**Exercise aim:**
Copy each record exactly as it reads, leaving out any pictures it holds.

———

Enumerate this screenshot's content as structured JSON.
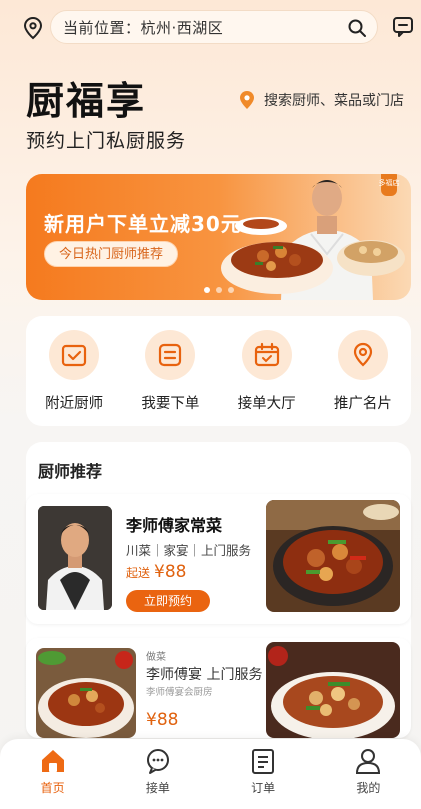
{
  "header": {
    "location_text": "当前位置：杭州·西湖区",
    "location_icon": "location-pin-icon",
    "search_icon": "search-icon",
    "message_icon": "message-icon"
  },
  "brand": {
    "title": "厨福享",
    "subtitle": "预约上门私厨服务",
    "search_link": "搜索厨师、菜品或门店"
  },
  "banner": {
    "title": "新用户下单立减30元",
    "chip": "今日热门厨师推荐",
    "badge": "多福店"
  },
  "quick_actions": [
    {
      "label": "附近厨师",
      "icon": "calendar-check-icon"
    },
    {
      "label": "我要下单",
      "icon": "order-list-icon"
    },
    {
      "label": "接单大厅",
      "icon": "folder-calendar-icon"
    },
    {
      "label": "推广名片",
      "icon": "map-pin-icon"
    }
  ],
  "section": {
    "title": "厨师推荐"
  },
  "chef_cards": [
    {
      "title": "李师傅家常菜",
      "tags": "川菜｜家宴｜上门服务",
      "price_prefix": "起送",
      "price": "¥88",
      "button": "立即预约"
    },
    {
      "tag": "做菜",
      "title": "李师傅宴 上门服务",
      "sub": "李师傅宴会厨房",
      "price": "¥88"
    }
  ],
  "tabbar": [
    {
      "label": "首页",
      "icon": "home-icon",
      "active": true
    },
    {
      "label": "接单",
      "icon": "chat-icon",
      "active": false
    },
    {
      "label": "订单",
      "icon": "clipboard-icon",
      "active": false
    },
    {
      "label": "我的",
      "icon": "user-icon",
      "active": false
    }
  ],
  "colors": {
    "accent": "#e8620e",
    "accent_light": "#fde8d5",
    "banner_start": "#f57a1e"
  }
}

———

**Solved exercise:**
Enumerate this screenshot's content as structured JSON.
{
  "header": {
    "location_text": "当前位置：杭州·西湖区",
    "location_icon": "location-pin-icon",
    "search_icon": "search-icon",
    "message_icon": "message-icon"
  },
  "brand": {
    "title": "厨福享",
    "subtitle": "预约上门私厨服务",
    "search_link": "搜索厨师、菜品或门店"
  },
  "banner": {
    "title": "新用户下单立减30元",
    "chip": "今日热门厨师推荐",
    "badge": "多福店"
  },
  "quick_actions": [
    {
      "label": "附近厨师",
      "icon": "calendar-check-icon"
    },
    {
      "label": "我要下单",
      "icon": "order-list-icon"
    },
    {
      "label": "接单大厅",
      "icon": "folder-calendar-icon"
    },
    {
      "label": "推广名片",
      "icon": "map-pin-icon"
    }
  ],
  "section": {
    "title": "厨师推荐"
  },
  "chef_cards": [
    {
      "title": "李师傅家常菜",
      "tags": "川菜｜家宴｜上门服务",
      "price_prefix": "起送",
      "price": "¥88",
      "button": "立即预约"
    },
    {
      "tag": "做菜",
      "title": "李师傅宴 上门服务",
      "sub": "李师傅宴会厨房",
      "price": "¥88"
    }
  ],
  "tabbar": [
    {
      "label": "首页",
      "icon": "home-icon",
      "active": true
    },
    {
      "label": "接单",
      "icon": "chat-icon",
      "active": false
    },
    {
      "label": "订单",
      "icon": "clipboard-icon",
      "active": false
    },
    {
      "label": "我的",
      "icon": "user-icon",
      "active": false
    }
  ],
  "colors": {
    "accent": "#e8620e",
    "accent_light": "#fde8d5",
    "banner_start": "#f57a1e"
  }
}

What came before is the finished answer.